PROBLEM STATEMENT
Give back the full listing verbatim, apart from its images.

EXERCISE INPUT

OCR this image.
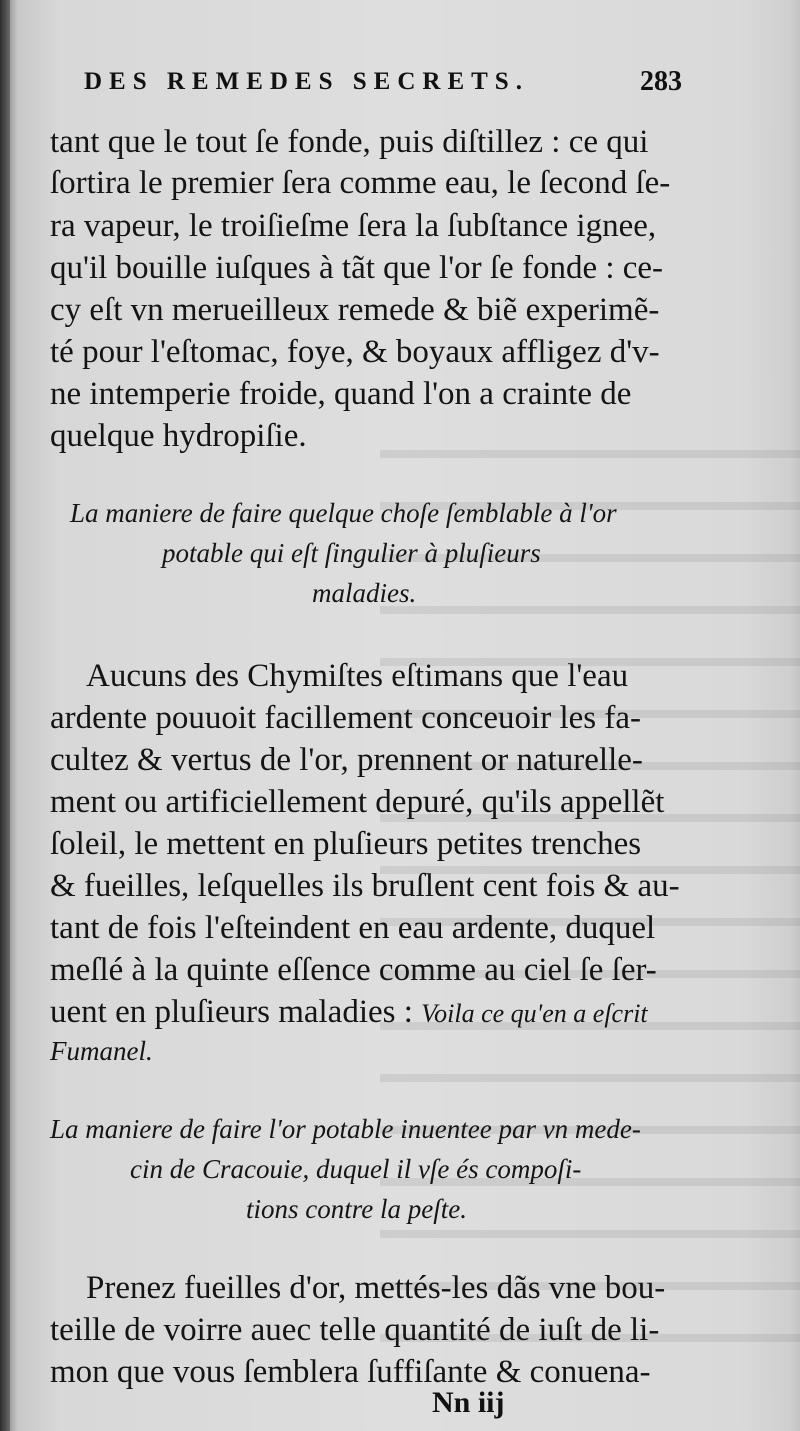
DES REMEDES SECRETS.	283
tant que le tout ſe fonde, puis diſtillez : ce qui
ſortira le premier ſera comme eau, le ſecond ſe-
ra vapeur, le troiſieſme ſera la ſubſtance ignee,
qu'il bouille iuſques à tãt que l'or ſe fonde : ce-
cy eſt vn merueilleux remede & biẽ experimẽ-
té pour l'eſtomac, foye, & boyaux affligez d'v-
ne intemperie froide, quand l'on a crainte de
quelque hydropiſie.
La maniere de faire quelque choſe ſemblable à l'or
potable qui eſt ſingulier à pluſieurs
maladies.
Aucuns des Chymiſtes eſtimans que l'eau
ardente pouuoit facillement conceuoir les fa-
cultez & vertus de l'or, prennent or naturelle-
ment ou artificiellement depuré, qu'ils appellẽt
ſoleil, le mettent en pluſieurs petites trenches
& fueilles, leſquelles ils bruſlent cent fois & au-
tant de fois l'eſteindent en eau ardente, duquel
meſlé à la quinte eſſence comme au ciel ſe ſer-
uent en pluſieurs maladies : Voila ce qu'en a eſcrit
Fumanel.
La maniere de faire l'or potable inuentee par vn mede-
cin de Cracouie, duquel il vſe és compoſi-
tions contre la peſte.
Prenez fueilles d'or, mettés-les dãs vne bou-
teille de voirre auec telle quantité de iuſt de li-
mon que vous ſemblera ſuffiſante & conuena-
Nn iij
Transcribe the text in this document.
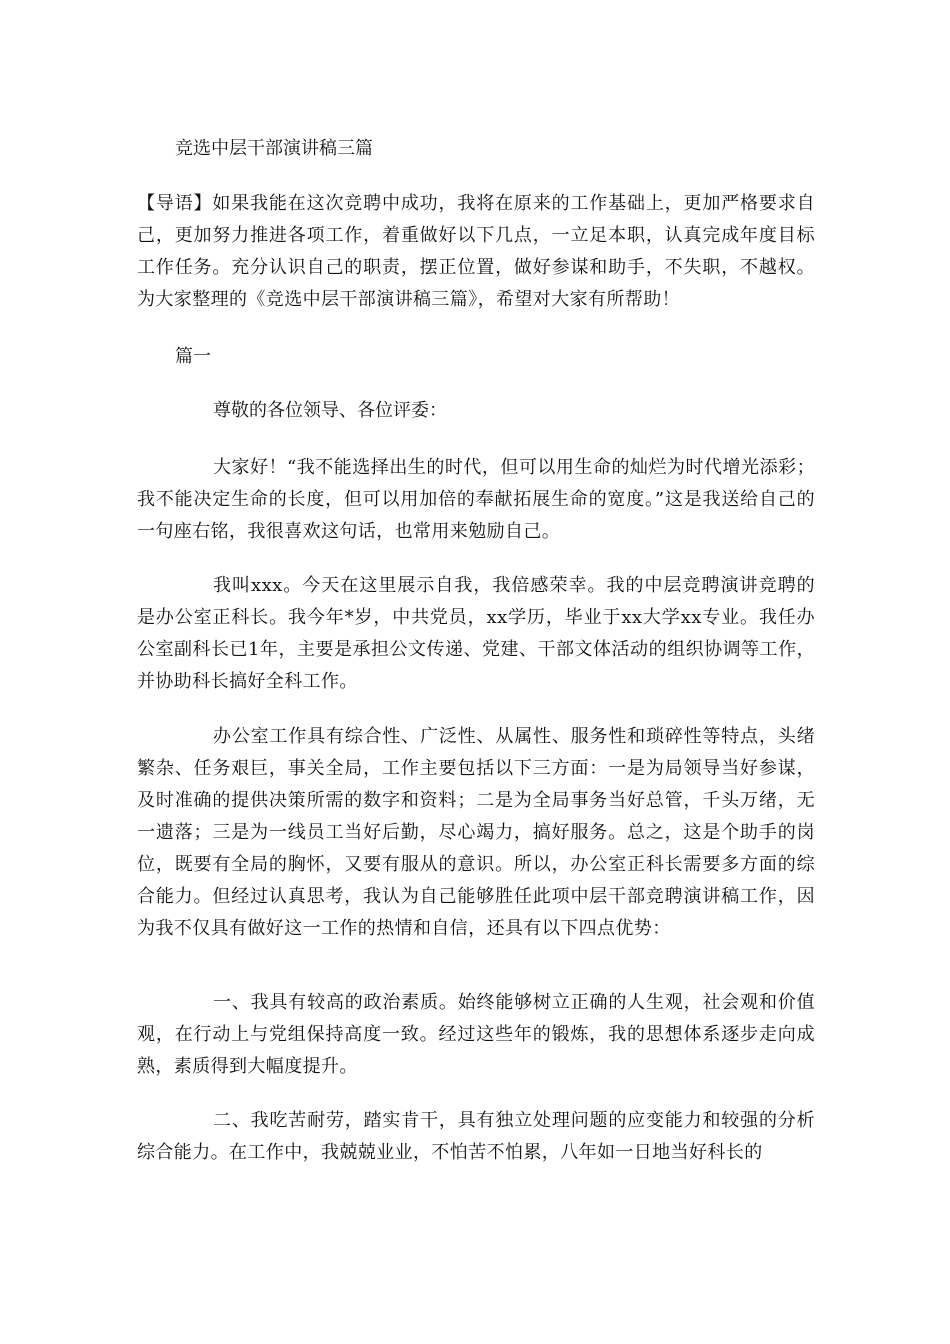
竞选中层干部演讲稿三篇
【导语】如果我能在这次竞聘中成功，我将在原来的工作基础上，更加严格要求自己，更加努力推进各项工作，着重做好以下几点，一立足本职，认真完成年度目标工作任务。充分认识自己的职责，摆正位置，做好参谋和助手，不失职，不越权。为大家整理的《竞选中层干部演讲稿三篇》，希望对大家有所帮助！
篇一
尊敬的各位领导、各位评委：
大家好！“我不能选择出生的时代，但可以用生命的灿烂为时代增光添彩；我不能决定生命的长度，但可以用加倍的奉献拓展生命的宽度。”这是我送给自己的一句座右铭，我很喜欢这句话，也常用来勉励自己。
我叫xxx。今天在这里展示自我，我倍感荣幸。我的中层竞聘演讲竞聘的是办公室正科长。我今年*岁，中共党员，xx学历，毕业于xx大学xx专业。我任办公室副科长已1年，主要是承担公文传递、党建、干部文体活动的组织协调等工作，并协助科长搞好全科工作。
办公室工作具有综合性、广泛性、从属性、服务性和琐碎性等特点，头绪繁杂、任务艰巨，事关全局，工作主要包括以下三方面：一是为局领导当好参谋，及时准确的提供决策所需的数字和资料；二是为全局事务当好总管，千头万绪，无一遗落；三是为一线员工当好后勤，尽心竭力，搞好服务。总之，这是个助手的岗位，既要有全局的胸怀，又要有服从的意识。所以，办公室正科长需要多方面的综合能力。但经过认真思考，我认为自己能够胜任此项中层干部竞聘演讲稿工作，因为我不仅具有做好这一工作的热情和自信，还具有以下四点优势：
一、我具有较高的政治素质。始终能够树立正确的人生观，社会观和价值观，在行动上与党组保持高度一致。经过这些年的锻炼，我的思想体系逐步走向成熟，素质得到大幅度提升。
二、我吃苦耐劳，踏实肯干，具有独立处理问题的应变能力和较强的分析综合能力。在工作中，我兢兢业业，不怕苦不怕累，八年如一日地当好科长的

SOLUTION FOR THIS TASK
OCR this image.
DES REMEDES SECRETS.	283
tant que le tout ſe fonde, puis diſtillez : ce qui
ſortira le premier ſera comme eau, le ſecond ſe-
ra vapeur, le troiſieſme ſera la ſubſtance ignee,
qu'il bouille iuſques à tãt que l'or ſe fonde : ce-
cy eſt vn merueilleux remede & biẽ experimẽ-
té pour l'eſtomac, foye, & boyaux affligez d'v-
ne intemperie froide, quand l'on a crainte de
quelque hydropiſie.
La maniere de faire quelque choſe ſemblable à l'or
potable qui eſt ſingulier à pluſieurs
maladies.
Aucuns des Chymiſtes eſtimans que l'eau
ardente pouuoit facillement conceuoir les fa-
cultez & vertus de l'or, prennent or naturelle-
ment ou artificiellement depuré, qu'ils appellẽt
ſoleil, le mettent en pluſieurs petites trenches
& fueilles, leſquelles ils bruſlent cent fois & au-
tant de fois l'eſteindent en eau ardente, duquel
meſlé à la quinte eſſence comme au ciel ſe ſer-
uent en pluſieurs maladies : Voila ce qu'en a eſcrit
Fumanel.
La maniere de faire l'or potable inuentee par vn mede-
cin de Cracouie, duquel il vſe és compoſi-
tions contre la peſte.
Prenez fueilles d'or, mettés-les dãs vne bou-
teille de voirre auec telle quantité de iuſt de li-
mon que vous ſemblera ſuffiſante & conuena-
Nn iij
Transcribe the text in this document.
竞选中层干部演讲稿三篇
【导语】如果我能在这次竞聘中成功，我将在原来的工作基础上，更加严格要求自己，更加努力推进各项工作，着重做好以下几点，一立足本职，认真完成年度目标工作任务。充分认识自己的职责，摆正位置，做好参谋和助手，不失职，不越权。为大家整理的《竞选中层干部演讲稿三篇》，希望对大家有所帮助！
篇一
尊敬的各位领导、各位评委：
大家好！“我不能选择出生的时代，但可以用生命的灿烂为时代增光添彩；我不能决定生命的长度，但可以用加倍的奉献拓展生命的宽度。”这是我送给自己的一句座右铭，我很喜欢这句话，也常用来勉励自己。
我叫xxx。今天在这里展示自我，我倍感荣幸。我的中层竞聘演讲竞聘的是办公室正科长。我今年*岁，中共党员，xx学历，毕业于xx大学xx专业。我任办公室副科长已1年，主要是承担公文传递、党建、干部文体活动的组织协调等工作，并协助科长搞好全科工作。
办公室工作具有综合性、广泛性、从属性、服务性和琐碎性等特点，头绪繁杂、任务艰巨，事关全局，工作主要包括以下三方面：一是为局领导当好参谋，及时准确的提供决策所需的数字和资料；二是为全局事务当好总管，千头万绪，无一遗落；三是为一线员工当好后勤，尽心竭力，搞好服务。总之，这是个助手的岗位，既要有全局的胸怀，又要有服从的意识。所以，办公室正科长需要多方面的综合能力。但经过认真思考，我认为自己能够胜任此项中层干部竞聘演讲稿工作，因为我不仅具有做好这一工作的热情和自信，还具有以下四点优势：
一、我具有较高的政治素质。始终能够树立正确的人生观，社会观和价值观，在行动上与党组保持高度一致。经过这些年的锻炼，我的思想体系逐步走向成熟，素质得到大幅度提升。
二、我吃苦耐劳，踏实肯干，具有独立处理问题的应变能力和较强的分析综合能力。在工作中，我兢兢业业，不怕苦不怕累，八年如一日地当好科长的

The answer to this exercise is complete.